Note each line that includes the word "Services". Copy those lines.
------------------------------------------------
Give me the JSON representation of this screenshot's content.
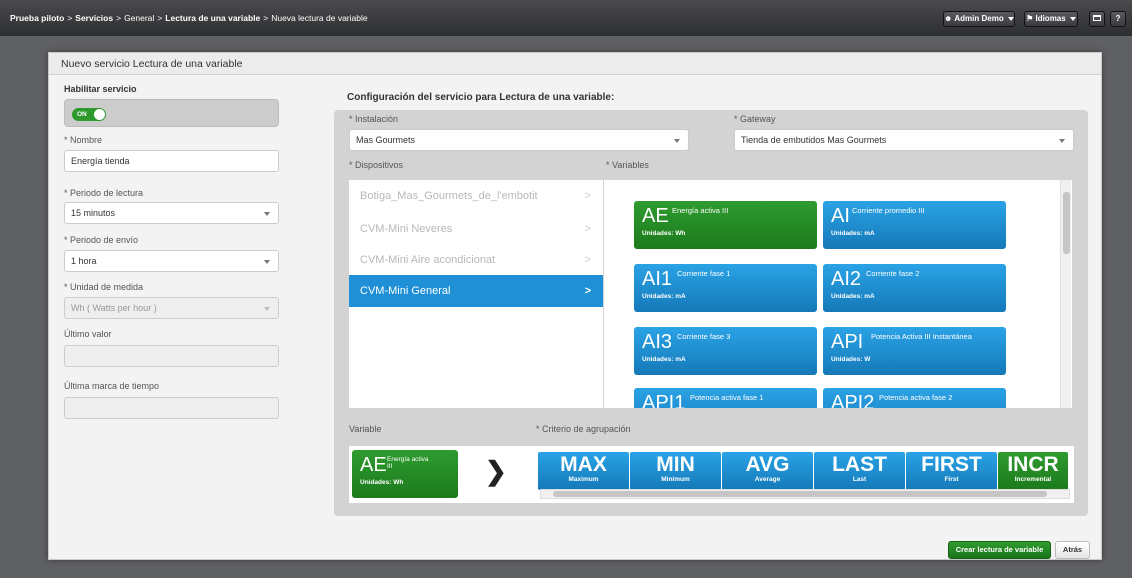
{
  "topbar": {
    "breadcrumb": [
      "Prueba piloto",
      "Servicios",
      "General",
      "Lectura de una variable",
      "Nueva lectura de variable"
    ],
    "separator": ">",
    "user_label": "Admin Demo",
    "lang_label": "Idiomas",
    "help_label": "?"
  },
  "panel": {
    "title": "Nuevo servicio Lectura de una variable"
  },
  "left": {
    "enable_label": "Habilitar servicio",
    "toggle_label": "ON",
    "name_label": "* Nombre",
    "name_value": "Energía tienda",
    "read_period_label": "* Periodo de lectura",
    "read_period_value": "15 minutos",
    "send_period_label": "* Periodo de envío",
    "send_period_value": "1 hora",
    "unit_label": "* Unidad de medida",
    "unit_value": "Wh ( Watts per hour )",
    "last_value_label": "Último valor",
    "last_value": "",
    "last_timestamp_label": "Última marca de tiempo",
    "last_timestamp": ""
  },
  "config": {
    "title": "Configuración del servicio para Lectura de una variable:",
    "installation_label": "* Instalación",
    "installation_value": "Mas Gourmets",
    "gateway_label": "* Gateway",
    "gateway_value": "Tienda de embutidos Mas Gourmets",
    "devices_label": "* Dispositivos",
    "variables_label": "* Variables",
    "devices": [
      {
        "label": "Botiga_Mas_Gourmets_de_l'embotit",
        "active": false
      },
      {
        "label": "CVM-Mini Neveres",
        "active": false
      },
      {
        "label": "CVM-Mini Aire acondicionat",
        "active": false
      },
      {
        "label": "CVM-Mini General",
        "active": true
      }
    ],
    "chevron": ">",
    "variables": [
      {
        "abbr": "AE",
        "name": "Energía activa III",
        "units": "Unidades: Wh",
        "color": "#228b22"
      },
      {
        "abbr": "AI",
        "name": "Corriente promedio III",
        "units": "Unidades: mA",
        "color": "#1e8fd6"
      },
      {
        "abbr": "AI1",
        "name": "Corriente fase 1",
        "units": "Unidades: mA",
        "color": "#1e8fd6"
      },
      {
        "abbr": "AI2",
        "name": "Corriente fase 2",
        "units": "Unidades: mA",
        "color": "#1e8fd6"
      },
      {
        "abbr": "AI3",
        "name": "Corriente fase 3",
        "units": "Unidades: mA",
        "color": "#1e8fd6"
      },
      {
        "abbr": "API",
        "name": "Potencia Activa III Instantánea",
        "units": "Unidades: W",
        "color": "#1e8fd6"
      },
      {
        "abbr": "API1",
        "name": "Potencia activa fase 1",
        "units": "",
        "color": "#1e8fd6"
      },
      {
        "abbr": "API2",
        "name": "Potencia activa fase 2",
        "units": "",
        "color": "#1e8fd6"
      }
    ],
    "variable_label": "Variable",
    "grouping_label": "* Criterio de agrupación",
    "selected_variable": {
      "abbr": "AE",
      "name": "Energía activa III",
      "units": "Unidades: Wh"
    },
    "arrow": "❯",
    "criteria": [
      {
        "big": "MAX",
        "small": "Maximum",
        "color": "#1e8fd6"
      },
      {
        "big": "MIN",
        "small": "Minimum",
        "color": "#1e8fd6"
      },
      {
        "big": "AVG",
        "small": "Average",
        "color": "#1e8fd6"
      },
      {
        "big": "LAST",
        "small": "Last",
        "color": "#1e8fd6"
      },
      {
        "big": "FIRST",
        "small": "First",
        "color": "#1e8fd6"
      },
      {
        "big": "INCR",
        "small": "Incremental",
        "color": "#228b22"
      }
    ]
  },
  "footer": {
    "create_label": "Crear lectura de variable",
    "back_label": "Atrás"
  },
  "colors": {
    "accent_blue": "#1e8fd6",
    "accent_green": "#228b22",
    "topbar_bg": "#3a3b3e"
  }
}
------------------------------------------------
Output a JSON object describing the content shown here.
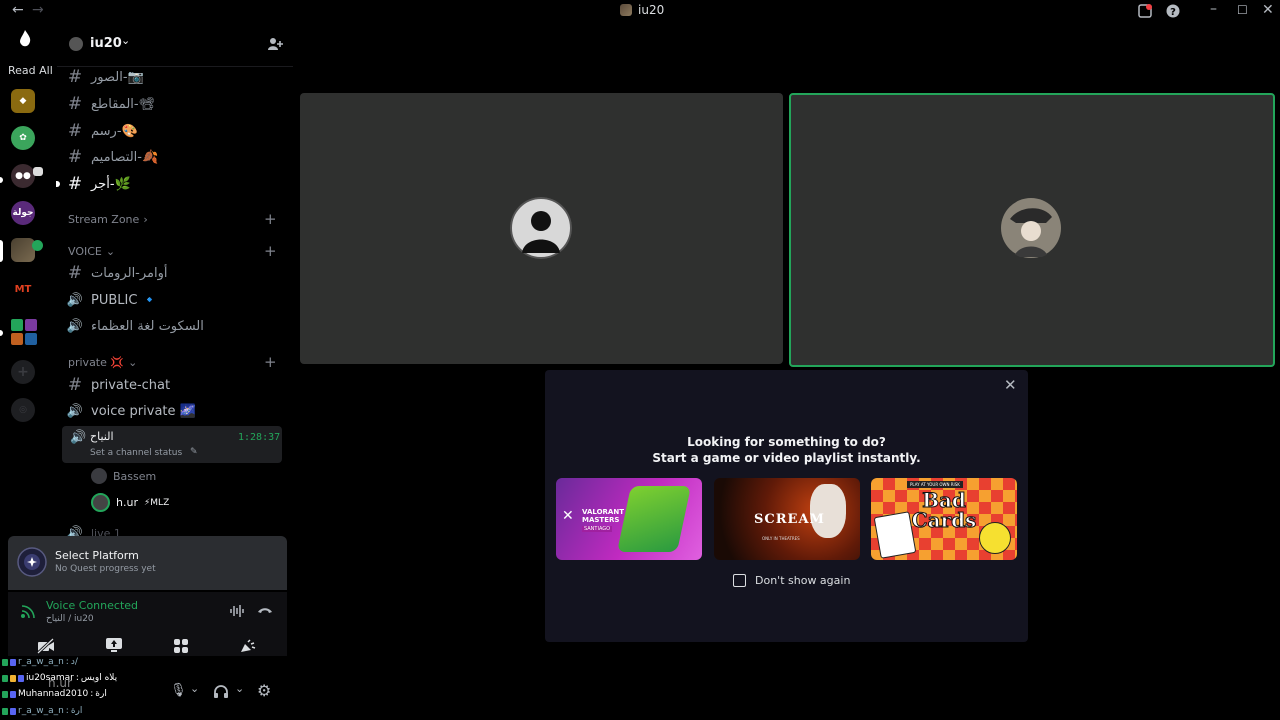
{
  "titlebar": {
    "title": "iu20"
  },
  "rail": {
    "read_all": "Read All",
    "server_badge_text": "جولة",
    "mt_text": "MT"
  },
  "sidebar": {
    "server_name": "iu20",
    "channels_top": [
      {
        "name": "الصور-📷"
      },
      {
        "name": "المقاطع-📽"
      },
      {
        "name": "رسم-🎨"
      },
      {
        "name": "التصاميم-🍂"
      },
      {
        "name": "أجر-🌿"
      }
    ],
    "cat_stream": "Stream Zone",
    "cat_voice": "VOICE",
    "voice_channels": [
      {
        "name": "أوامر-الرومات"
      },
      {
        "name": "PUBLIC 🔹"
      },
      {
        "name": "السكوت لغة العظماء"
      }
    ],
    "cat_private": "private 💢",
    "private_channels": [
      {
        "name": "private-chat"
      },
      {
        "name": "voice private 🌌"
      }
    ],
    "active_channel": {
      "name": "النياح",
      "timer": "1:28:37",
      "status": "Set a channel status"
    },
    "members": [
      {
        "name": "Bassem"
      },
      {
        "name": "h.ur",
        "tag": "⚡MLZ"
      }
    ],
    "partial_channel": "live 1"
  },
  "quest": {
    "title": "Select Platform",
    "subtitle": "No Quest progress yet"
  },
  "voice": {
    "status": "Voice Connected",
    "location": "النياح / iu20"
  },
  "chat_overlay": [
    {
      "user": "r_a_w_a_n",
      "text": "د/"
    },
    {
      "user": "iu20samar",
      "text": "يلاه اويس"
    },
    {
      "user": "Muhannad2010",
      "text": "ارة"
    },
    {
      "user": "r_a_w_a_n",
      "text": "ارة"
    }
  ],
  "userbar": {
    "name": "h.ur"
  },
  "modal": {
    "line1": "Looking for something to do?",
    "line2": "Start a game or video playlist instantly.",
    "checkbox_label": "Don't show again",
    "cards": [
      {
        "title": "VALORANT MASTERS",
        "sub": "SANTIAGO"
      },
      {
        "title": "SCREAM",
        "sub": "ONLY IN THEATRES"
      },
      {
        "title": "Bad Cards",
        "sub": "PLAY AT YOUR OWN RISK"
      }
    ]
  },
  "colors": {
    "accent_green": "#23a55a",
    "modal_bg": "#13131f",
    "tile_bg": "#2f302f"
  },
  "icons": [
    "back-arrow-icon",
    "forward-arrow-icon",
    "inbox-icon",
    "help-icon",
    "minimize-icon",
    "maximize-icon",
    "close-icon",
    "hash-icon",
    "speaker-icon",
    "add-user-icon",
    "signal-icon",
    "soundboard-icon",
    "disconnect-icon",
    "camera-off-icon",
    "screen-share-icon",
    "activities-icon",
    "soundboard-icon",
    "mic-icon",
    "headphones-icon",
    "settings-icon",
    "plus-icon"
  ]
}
------------------------------------------------
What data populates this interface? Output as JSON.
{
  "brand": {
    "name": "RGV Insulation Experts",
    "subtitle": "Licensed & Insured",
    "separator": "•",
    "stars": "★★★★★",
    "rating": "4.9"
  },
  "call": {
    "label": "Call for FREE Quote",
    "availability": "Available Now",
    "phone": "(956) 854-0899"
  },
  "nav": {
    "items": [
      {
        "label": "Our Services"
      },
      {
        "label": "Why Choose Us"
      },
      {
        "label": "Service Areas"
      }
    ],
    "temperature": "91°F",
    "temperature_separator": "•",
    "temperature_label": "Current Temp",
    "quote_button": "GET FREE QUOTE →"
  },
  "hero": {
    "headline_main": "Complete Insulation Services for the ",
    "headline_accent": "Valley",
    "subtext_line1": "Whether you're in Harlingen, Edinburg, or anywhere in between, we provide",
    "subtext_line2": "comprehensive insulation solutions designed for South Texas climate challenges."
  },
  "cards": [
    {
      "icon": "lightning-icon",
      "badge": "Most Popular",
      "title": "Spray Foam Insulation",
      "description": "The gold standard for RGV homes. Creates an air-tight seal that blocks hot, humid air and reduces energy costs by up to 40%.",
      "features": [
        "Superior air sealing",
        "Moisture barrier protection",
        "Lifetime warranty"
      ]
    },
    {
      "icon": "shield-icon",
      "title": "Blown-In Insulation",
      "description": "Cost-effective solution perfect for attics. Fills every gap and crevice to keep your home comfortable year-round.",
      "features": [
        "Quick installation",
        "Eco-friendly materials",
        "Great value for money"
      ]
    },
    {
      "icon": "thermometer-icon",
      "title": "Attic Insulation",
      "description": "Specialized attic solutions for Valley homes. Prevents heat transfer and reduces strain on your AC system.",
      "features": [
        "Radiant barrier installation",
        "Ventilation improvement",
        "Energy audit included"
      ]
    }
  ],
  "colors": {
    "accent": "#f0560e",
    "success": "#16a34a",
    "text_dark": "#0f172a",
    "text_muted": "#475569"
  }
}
------------------------------------------------
■ Answer to the problem
        "label": "Our Services"
    "headline_main": "Complete Insulation Services for the ",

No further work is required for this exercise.